Problem requirements:
Restate, word for word, every line of the data.

Entries from a dataset:
****************************************
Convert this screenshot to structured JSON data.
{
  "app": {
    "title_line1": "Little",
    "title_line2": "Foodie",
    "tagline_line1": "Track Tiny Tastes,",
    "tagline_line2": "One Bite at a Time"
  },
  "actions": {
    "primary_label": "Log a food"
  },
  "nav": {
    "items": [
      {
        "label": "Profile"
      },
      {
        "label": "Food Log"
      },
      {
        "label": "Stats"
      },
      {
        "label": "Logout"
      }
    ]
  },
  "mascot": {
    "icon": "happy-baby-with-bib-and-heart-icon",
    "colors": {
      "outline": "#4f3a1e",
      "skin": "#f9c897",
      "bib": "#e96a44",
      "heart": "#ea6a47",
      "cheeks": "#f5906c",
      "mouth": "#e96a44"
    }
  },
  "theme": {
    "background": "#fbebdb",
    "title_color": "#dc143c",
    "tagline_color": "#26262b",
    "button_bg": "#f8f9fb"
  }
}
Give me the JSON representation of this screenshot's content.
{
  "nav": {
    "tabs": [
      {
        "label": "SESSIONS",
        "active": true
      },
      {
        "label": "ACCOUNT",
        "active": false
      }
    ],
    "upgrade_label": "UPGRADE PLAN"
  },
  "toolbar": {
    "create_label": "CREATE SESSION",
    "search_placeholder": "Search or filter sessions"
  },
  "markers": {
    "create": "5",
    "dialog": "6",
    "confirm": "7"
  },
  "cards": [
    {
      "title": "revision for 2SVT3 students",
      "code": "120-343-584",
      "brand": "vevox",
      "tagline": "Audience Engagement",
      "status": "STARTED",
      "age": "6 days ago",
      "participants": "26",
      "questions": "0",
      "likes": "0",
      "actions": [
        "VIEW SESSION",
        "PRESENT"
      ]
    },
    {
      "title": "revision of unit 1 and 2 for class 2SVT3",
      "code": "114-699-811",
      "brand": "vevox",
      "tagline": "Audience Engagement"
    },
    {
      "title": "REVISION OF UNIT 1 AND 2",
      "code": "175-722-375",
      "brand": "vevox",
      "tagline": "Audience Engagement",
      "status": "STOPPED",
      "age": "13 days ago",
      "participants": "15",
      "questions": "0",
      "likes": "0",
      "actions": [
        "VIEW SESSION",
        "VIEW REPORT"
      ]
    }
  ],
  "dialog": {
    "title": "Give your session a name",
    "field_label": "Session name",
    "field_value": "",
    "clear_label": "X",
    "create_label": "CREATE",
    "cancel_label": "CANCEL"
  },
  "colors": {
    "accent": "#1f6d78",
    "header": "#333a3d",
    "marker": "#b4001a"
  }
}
****************************************
Answer to the exercise:
Convert this screenshot to structured JSON data.
{
  "app": {
    "title_line1": "Little",
    "title_line2": "Foodie",
    "tagline_line1": "Track Tiny Tastes,",
    "tagline_line2": "One Bite at a Time"
  },
  "actions": {
    "primary_label": "Log a food"
  },
  "nav": {
    "items": [
      {
        "label": "Profile"
      },
      {
        "label": "Food Log"
      },
      {
        "label": "Stats"
      },
      {
        "label": "Logout"
      }
    ]
  },
  "mascot": {
    "icon": "happy-baby-with-bib-and-heart-icon",
    "colors": {
      "outline": "#4f3a1e",
      "skin": "#f9c897",
      "bib": "#e96a44",
      "heart": "#ea6a47",
      "cheeks": "#f5906c",
      "mouth": "#e96a44"
    }
  },
  "theme": {
    "background": "#fbebdb",
    "title_color": "#dc143c",
    "tagline_color": "#26262b",
    "button_bg": "#f8f9fb"
  }
}
Give me the JSON representation of this screenshot's content.
{
  "nav": {
    "tabs": [
      {
        "label": "SESSIONS",
        "active": true
      },
      {
        "label": "ACCOUNT",
        "active": false
      }
    ],
    "upgrade_label": "UPGRADE PLAN"
  },
  "toolbar": {
    "create_label": "CREATE SESSION",
    "search_placeholder": "Search or filter sessions"
  },
  "markers": {
    "create": "5",
    "dialog": "6",
    "confirm": "7"
  },
  "cards": [
    {
      "title": "revision for 2SVT3 students",
      "code": "120-343-584",
      "brand": "vevox",
      "tagline": "Audience Engagement",
      "status": "STARTED",
      "age": "6 days ago",
      "participants": "26",
      "questions": "0",
      "likes": "0",
      "actions": [
        "VIEW SESSION",
        "PRESENT"
      ]
    },
    {
      "title": "revision of unit 1 and 2 for class 2SVT3",
      "code": "114-699-811",
      "brand": "vevox",
      "tagline": "Audience Engagement"
    },
    {
      "title": "REVISION OF UNIT 1 AND 2",
      "code": "175-722-375",
      "brand": "vevox",
      "tagline": "Audience Engagement",
      "status": "STOPPED",
      "age": "13 days ago",
      "participants": "15",
      "questions": "0",
      "likes": "0",
      "actions": [
        "VIEW SESSION",
        "VIEW REPORT"
      ]
    }
  ],
  "dialog": {
    "title": "Give your session a name",
    "field_label": "Session name",
    "field_value": "",
    "clear_label": "X",
    "create_label": "CREATE",
    "cancel_label": "CANCEL"
  },
  "colors": {
    "accent": "#1f6d78",
    "header": "#333a3d",
    "marker": "#b4001a"
  }
}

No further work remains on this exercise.